**Extracted records**
..........
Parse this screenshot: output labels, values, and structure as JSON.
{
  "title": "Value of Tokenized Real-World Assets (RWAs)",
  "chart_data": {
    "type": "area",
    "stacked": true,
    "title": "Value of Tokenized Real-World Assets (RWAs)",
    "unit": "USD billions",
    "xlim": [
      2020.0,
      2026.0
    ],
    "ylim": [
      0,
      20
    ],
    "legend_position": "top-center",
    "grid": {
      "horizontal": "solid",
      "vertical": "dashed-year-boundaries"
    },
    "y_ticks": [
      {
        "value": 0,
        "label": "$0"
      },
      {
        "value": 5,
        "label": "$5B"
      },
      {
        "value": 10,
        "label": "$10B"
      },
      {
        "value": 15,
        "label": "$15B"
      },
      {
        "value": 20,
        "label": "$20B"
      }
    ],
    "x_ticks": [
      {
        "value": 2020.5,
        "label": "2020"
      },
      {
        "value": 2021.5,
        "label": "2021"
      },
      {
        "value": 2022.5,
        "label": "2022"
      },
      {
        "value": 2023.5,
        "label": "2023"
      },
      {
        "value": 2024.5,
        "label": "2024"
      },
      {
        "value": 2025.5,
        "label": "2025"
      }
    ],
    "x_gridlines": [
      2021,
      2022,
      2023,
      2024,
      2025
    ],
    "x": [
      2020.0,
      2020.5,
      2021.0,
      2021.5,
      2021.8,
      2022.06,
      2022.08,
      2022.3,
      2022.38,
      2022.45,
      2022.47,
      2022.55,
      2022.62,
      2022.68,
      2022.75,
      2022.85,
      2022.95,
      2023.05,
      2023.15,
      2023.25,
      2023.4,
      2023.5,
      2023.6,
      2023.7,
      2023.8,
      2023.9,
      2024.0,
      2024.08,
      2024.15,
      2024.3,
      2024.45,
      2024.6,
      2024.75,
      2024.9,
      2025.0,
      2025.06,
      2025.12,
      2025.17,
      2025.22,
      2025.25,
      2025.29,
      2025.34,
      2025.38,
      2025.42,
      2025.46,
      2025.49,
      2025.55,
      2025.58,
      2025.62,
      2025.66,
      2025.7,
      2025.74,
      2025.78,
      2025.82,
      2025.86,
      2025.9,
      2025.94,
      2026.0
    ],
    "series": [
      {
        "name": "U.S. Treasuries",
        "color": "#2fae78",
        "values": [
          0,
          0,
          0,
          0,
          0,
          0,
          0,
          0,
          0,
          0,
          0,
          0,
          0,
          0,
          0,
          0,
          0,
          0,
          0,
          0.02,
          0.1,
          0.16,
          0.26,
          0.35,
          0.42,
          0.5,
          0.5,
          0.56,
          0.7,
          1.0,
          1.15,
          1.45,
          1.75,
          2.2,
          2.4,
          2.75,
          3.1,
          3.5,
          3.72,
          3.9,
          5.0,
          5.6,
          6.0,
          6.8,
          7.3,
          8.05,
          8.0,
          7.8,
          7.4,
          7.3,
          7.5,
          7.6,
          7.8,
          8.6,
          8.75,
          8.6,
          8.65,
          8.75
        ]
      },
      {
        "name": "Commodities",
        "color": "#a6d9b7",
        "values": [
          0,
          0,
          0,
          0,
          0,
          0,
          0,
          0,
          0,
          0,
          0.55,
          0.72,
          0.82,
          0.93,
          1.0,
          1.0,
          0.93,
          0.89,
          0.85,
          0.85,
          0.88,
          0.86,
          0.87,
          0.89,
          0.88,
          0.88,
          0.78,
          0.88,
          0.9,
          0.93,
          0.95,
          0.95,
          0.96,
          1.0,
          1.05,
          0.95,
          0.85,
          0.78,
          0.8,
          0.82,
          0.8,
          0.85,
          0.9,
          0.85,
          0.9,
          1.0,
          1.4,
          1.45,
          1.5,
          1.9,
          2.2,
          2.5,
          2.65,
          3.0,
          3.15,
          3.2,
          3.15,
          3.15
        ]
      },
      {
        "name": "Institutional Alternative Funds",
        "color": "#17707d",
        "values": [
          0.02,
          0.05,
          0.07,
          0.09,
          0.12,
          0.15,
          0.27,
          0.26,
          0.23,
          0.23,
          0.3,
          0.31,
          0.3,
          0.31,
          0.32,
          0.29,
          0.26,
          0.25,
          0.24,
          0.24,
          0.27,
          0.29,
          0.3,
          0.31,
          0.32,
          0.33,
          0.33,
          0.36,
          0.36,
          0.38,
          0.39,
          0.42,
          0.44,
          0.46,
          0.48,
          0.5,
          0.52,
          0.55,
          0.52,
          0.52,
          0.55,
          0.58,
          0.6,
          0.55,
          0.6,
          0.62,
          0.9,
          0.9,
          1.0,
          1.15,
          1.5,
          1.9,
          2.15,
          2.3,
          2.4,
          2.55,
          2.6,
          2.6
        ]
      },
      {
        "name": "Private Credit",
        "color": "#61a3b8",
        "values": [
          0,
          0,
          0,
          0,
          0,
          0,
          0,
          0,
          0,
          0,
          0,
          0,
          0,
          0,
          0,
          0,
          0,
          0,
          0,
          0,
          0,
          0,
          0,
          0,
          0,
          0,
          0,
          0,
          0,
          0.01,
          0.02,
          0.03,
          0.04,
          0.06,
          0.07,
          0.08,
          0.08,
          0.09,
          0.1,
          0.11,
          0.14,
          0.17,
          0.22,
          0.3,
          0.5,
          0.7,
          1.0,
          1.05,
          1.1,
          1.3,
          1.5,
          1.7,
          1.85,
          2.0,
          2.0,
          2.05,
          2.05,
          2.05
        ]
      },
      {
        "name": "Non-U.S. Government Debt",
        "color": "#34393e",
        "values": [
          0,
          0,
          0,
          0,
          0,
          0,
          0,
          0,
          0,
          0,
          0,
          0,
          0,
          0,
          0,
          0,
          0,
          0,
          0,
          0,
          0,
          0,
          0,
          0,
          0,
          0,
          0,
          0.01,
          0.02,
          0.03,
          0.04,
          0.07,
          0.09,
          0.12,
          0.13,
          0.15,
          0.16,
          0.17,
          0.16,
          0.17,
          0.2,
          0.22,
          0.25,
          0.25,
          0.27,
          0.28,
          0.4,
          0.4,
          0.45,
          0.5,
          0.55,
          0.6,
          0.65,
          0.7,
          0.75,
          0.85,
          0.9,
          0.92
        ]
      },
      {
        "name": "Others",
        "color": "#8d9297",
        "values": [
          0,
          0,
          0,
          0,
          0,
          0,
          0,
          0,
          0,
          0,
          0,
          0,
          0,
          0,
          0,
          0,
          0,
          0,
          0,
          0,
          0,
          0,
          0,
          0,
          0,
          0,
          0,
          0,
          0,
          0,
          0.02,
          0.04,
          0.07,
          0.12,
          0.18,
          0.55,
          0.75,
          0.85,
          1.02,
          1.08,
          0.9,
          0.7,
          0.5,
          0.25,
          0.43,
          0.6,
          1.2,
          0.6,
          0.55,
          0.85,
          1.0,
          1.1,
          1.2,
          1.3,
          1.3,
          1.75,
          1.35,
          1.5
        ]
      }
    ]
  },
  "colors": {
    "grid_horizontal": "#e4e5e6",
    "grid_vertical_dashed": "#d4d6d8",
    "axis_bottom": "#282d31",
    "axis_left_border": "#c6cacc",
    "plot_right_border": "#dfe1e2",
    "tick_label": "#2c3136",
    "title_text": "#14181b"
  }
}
..........
**Work to do**
Go through the listing and copy all of it exactly.

**Answer below**
Parse this screenshot: output labels, values, and structure as JSON.
{
  "title": "Value of Tokenized Real-World Assets (RWAs)",
  "chart_data": {
    "type": "area",
    "stacked": true,
    "title": "Value of Tokenized Real-World Assets (RWAs)",
    "unit": "USD billions",
    "xlim": [
      2020.0,
      2026.0
    ],
    "ylim": [
      0,
      20
    ],
    "legend_position": "top-center",
    "grid": {
      "horizontal": "solid",
      "vertical": "dashed-year-boundaries"
    },
    "y_ticks": [
      {
        "value": 0,
        "label": "$0"
      },
      {
        "value": 5,
        "label": "$5B"
      },
      {
        "value": 10,
        "label": "$10B"
      },
      {
        "value": 15,
        "label": "$15B"
      },
      {
        "value": 20,
        "label": "$20B"
      }
    ],
    "x_ticks": [
      {
        "value": 2020.5,
        "label": "2020"
      },
      {
        "value": 2021.5,
        "label": "2021"
      },
      {
        "value": 2022.5,
        "label": "2022"
      },
      {
        "value": 2023.5,
        "label": "2023"
      },
      {
        "value": 2024.5,
        "label": "2024"
      },
      {
        "value": 2025.5,
        "label": "2025"
      }
    ],
    "x_gridlines": [
      2021,
      2022,
      2023,
      2024,
      2025
    ],
    "x": [
      2020.0,
      2020.5,
      2021.0,
      2021.5,
      2021.8,
      2022.06,
      2022.08,
      2022.3,
      2022.38,
      2022.45,
      2022.47,
      2022.55,
      2022.62,
      2022.68,
      2022.75,
      2022.85,
      2022.95,
      2023.05,
      2023.15,
      2023.25,
      2023.4,
      2023.5,
      2023.6,
      2023.7,
      2023.8,
      2023.9,
      2024.0,
      2024.08,
      2024.15,
      2024.3,
      2024.45,
      2024.6,
      2024.75,
      2024.9,
      2025.0,
      2025.06,
      2025.12,
      2025.17,
      2025.22,
      2025.25,
      2025.29,
      2025.34,
      2025.38,
      2025.42,
      2025.46,
      2025.49,
      2025.55,
      2025.58,
      2025.62,
      2025.66,
      2025.7,
      2025.74,
      2025.78,
      2025.82,
      2025.86,
      2025.9,
      2025.94,
      2026.0
    ],
    "series": [
      {
        "name": "U.S. Treasuries",
        "color": "#2fae78",
        "values": [
          0,
          0,
          0,
          0,
          0,
          0,
          0,
          0,
          0,
          0,
          0,
          0,
          0,
          0,
          0,
          0,
          0,
          0,
          0,
          0.02,
          0.1,
          0.16,
          0.26,
          0.35,
          0.42,
          0.5,
          0.5,
          0.56,
          0.7,
          1.0,
          1.15,
          1.45,
          1.75,
          2.2,
          2.4,
          2.75,
          3.1,
          3.5,
          3.72,
          3.9,
          5.0,
          5.6,
          6.0,
          6.8,
          7.3,
          8.05,
          8.0,
          7.8,
          7.4,
          7.3,
          7.5,
          7.6,
          7.8,
          8.6,
          8.75,
          8.6,
          8.65,
          8.75
        ]
      },
      {
        "name": "Commodities",
        "color": "#a6d9b7",
        "values": [
          0,
          0,
          0,
          0,
          0,
          0,
          0,
          0,
          0,
          0,
          0.55,
          0.72,
          0.82,
          0.93,
          1.0,
          1.0,
          0.93,
          0.89,
          0.85,
          0.85,
          0.88,
          0.86,
          0.87,
          0.89,
          0.88,
          0.88,
          0.78,
          0.88,
          0.9,
          0.93,
          0.95,
          0.95,
          0.96,
          1.0,
          1.05,
          0.95,
          0.85,
          0.78,
          0.8,
          0.82,
          0.8,
          0.85,
          0.9,
          0.85,
          0.9,
          1.0,
          1.4,
          1.45,
          1.5,
          1.9,
          2.2,
          2.5,
          2.65,
          3.0,
          3.15,
          3.2,
          3.15,
          3.15
        ]
      },
      {
        "name": "Institutional Alternative Funds",
        "color": "#17707d",
        "values": [
          0.02,
          0.05,
          0.07,
          0.09,
          0.12,
          0.15,
          0.27,
          0.26,
          0.23,
          0.23,
          0.3,
          0.31,
          0.3,
          0.31,
          0.32,
          0.29,
          0.26,
          0.25,
          0.24,
          0.24,
          0.27,
          0.29,
          0.3,
          0.31,
          0.32,
          0.33,
          0.33,
          0.36,
          0.36,
          0.38,
          0.39,
          0.42,
          0.44,
          0.46,
          0.48,
          0.5,
          0.52,
          0.55,
          0.52,
          0.52,
          0.55,
          0.58,
          0.6,
          0.55,
          0.6,
          0.62,
          0.9,
          0.9,
          1.0,
          1.15,
          1.5,
          1.9,
          2.15,
          2.3,
          2.4,
          2.55,
          2.6,
          2.6
        ]
      },
      {
        "name": "Private Credit",
        "color": "#61a3b8",
        "values": [
          0,
          0,
          0,
          0,
          0,
          0,
          0,
          0,
          0,
          0,
          0,
          0,
          0,
          0,
          0,
          0,
          0,
          0,
          0,
          0,
          0,
          0,
          0,
          0,
          0,
          0,
          0,
          0,
          0,
          0.01,
          0.02,
          0.03,
          0.04,
          0.06,
          0.07,
          0.08,
          0.08,
          0.09,
          0.1,
          0.11,
          0.14,
          0.17,
          0.22,
          0.3,
          0.5,
          0.7,
          1.0,
          1.05,
          1.1,
          1.3,
          1.5,
          1.7,
          1.85,
          2.0,
          2.0,
          2.05,
          2.05,
          2.05
        ]
      },
      {
        "name": "Non-U.S. Government Debt",
        "color": "#34393e",
        "values": [
          0,
          0,
          0,
          0,
          0,
          0,
          0,
          0,
          0,
          0,
          0,
          0,
          0,
          0,
          0,
          0,
          0,
          0,
          0,
          0,
          0,
          0,
          0,
          0,
          0,
          0,
          0,
          0.01,
          0.02,
          0.03,
          0.04,
          0.07,
          0.09,
          0.12,
          0.13,
          0.15,
          0.16,
          0.17,
          0.16,
          0.17,
          0.2,
          0.22,
          0.25,
          0.25,
          0.27,
          0.28,
          0.4,
          0.4,
          0.45,
          0.5,
          0.55,
          0.6,
          0.65,
          0.7,
          0.75,
          0.85,
          0.9,
          0.92
        ]
      },
      {
        "name": "Others",
        "color": "#8d9297",
        "values": [
          0,
          0,
          0,
          0,
          0,
          0,
          0,
          0,
          0,
          0,
          0,
          0,
          0,
          0,
          0,
          0,
          0,
          0,
          0,
          0,
          0,
          0,
          0,
          0,
          0,
          0,
          0,
          0,
          0,
          0,
          0.02,
          0.04,
          0.07,
          0.12,
          0.18,
          0.55,
          0.75,
          0.85,
          1.02,
          1.08,
          0.9,
          0.7,
          0.5,
          0.25,
          0.43,
          0.6,
          1.2,
          0.6,
          0.55,
          0.85,
          1.0,
          1.1,
          1.2,
          1.3,
          1.3,
          1.75,
          1.35,
          1.5
        ]
      }
    ]
  },
  "colors": {
    "grid_horizontal": "#e4e5e6",
    "grid_vertical_dashed": "#d4d6d8",
    "axis_bottom": "#282d31",
    "axis_left_border": "#c6cacc",
    "plot_right_border": "#dfe1e2",
    "tick_label": "#2c3136",
    "title_text": "#14181b"
  }
}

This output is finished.